* Short task: Reproduce the rows below word for word, starting with the first row and ending with the row that contains "day-cell: 7 Sunset: 12:53". Include both of those rows.

-------- Input records

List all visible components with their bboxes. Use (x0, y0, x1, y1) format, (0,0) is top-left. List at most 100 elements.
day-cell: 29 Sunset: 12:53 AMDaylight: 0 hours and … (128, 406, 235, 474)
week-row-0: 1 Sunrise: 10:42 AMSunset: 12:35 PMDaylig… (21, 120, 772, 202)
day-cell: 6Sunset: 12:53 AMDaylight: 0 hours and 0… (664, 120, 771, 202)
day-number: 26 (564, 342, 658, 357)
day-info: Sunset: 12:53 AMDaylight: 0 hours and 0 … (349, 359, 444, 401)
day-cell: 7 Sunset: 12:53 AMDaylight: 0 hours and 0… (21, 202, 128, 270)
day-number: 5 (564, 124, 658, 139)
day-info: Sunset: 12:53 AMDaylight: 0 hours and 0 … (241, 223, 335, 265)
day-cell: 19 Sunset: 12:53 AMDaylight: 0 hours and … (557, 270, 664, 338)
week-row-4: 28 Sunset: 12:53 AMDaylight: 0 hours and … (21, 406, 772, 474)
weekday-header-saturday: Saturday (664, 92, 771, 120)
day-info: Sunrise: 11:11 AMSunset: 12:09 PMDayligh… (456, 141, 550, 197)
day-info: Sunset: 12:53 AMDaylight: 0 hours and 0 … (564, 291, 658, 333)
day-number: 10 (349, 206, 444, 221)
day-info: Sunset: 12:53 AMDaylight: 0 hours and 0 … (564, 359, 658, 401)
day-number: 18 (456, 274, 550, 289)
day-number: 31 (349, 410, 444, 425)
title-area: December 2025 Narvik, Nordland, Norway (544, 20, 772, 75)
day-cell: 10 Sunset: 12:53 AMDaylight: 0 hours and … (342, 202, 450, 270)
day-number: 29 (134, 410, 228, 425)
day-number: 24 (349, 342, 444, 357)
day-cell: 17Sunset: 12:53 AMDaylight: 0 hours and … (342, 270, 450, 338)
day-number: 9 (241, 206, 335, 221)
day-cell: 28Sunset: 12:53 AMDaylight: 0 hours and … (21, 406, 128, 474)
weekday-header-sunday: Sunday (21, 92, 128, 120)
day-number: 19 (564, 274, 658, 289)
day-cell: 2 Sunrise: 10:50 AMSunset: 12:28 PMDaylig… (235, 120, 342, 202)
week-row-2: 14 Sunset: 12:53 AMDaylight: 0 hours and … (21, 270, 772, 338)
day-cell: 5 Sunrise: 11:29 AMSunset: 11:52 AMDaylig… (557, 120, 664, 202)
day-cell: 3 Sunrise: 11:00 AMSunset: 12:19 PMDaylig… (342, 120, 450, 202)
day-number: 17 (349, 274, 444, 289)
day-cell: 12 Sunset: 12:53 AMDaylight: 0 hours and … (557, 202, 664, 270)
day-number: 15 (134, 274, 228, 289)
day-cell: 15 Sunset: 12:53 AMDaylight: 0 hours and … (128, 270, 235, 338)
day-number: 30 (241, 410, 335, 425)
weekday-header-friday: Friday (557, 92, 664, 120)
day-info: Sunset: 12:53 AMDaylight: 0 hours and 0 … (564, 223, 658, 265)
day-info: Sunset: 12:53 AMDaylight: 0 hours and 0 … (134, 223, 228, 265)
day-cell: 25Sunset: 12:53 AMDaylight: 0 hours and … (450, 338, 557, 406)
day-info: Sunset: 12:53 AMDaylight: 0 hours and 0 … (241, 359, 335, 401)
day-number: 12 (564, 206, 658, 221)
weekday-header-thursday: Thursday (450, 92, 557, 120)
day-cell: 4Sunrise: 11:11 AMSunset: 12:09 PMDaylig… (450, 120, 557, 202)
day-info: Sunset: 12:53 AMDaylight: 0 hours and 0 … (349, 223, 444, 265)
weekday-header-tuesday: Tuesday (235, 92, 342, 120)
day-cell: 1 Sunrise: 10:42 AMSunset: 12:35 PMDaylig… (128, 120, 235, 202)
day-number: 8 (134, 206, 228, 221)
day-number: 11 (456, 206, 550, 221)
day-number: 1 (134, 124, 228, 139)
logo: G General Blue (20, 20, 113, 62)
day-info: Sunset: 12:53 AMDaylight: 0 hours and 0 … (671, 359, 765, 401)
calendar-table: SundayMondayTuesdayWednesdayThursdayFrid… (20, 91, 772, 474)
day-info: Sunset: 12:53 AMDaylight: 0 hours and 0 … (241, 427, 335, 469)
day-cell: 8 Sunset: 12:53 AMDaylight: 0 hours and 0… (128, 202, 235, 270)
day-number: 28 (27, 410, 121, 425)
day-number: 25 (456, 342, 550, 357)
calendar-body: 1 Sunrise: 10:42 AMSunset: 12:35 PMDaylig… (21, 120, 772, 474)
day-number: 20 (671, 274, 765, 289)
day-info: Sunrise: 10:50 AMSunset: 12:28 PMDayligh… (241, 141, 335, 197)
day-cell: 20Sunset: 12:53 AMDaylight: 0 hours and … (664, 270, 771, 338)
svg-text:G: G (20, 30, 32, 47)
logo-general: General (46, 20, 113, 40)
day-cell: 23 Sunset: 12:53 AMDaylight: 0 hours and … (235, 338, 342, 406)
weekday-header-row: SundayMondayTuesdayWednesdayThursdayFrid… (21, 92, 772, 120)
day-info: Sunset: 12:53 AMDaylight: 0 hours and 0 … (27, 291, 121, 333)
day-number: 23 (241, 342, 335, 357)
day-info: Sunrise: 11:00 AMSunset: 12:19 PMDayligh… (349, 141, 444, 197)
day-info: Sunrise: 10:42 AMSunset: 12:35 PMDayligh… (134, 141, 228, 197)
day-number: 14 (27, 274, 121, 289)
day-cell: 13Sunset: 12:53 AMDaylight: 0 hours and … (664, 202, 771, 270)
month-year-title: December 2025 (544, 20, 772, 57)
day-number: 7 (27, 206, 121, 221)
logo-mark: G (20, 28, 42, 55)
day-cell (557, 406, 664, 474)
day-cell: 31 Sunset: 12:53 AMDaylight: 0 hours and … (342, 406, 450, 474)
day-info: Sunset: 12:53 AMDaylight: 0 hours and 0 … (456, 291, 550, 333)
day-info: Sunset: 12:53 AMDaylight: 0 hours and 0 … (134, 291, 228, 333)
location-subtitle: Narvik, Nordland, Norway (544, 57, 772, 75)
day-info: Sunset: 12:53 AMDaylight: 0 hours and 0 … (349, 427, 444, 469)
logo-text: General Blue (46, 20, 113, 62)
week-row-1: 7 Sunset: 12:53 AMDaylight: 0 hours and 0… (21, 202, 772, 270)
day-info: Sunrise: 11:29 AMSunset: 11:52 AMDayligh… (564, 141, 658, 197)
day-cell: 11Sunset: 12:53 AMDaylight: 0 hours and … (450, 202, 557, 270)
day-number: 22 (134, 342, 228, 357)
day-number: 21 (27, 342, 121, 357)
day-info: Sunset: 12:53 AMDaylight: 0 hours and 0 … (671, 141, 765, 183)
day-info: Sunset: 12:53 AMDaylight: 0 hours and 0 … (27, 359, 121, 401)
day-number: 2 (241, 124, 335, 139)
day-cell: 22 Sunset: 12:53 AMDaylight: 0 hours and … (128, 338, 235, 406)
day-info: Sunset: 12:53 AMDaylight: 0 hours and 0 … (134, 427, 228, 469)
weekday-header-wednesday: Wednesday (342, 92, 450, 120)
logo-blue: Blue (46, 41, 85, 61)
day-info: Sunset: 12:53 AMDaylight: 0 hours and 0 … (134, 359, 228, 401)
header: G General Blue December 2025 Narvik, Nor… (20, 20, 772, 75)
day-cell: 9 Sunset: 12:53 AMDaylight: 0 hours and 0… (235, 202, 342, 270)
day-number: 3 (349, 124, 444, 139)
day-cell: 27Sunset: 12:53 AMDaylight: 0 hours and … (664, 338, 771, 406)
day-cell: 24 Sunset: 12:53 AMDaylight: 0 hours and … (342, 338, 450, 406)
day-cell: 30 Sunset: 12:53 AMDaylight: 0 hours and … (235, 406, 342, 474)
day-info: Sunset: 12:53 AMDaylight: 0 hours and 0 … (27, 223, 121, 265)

----------------

* Response to this task:
List all visible components with their bboxes. Use (x0, y0, x1, y1) format, (0,0) is top-left. List at most 100 elements.
day-cell: 29 Sunset: 12:53 AMDaylight: 0 hours and … (128, 406, 235, 474)
week-row-0: 1 Sunrise: 10:42 AMSunset: 12:35 PMDaylig… (21, 120, 772, 202)
day-cell: 6Sunset: 12:53 AMDaylight: 0 hours and 0… (664, 120, 771, 202)
day-number: 26 (564, 342, 658, 357)
day-info: Sunset: 12:53 AMDaylight: 0 hours and 0 … (349, 359, 444, 401)
day-cell: 7 Sunset: 12:53 AMDaylight: 0 hours and 0… (21, 202, 128, 270)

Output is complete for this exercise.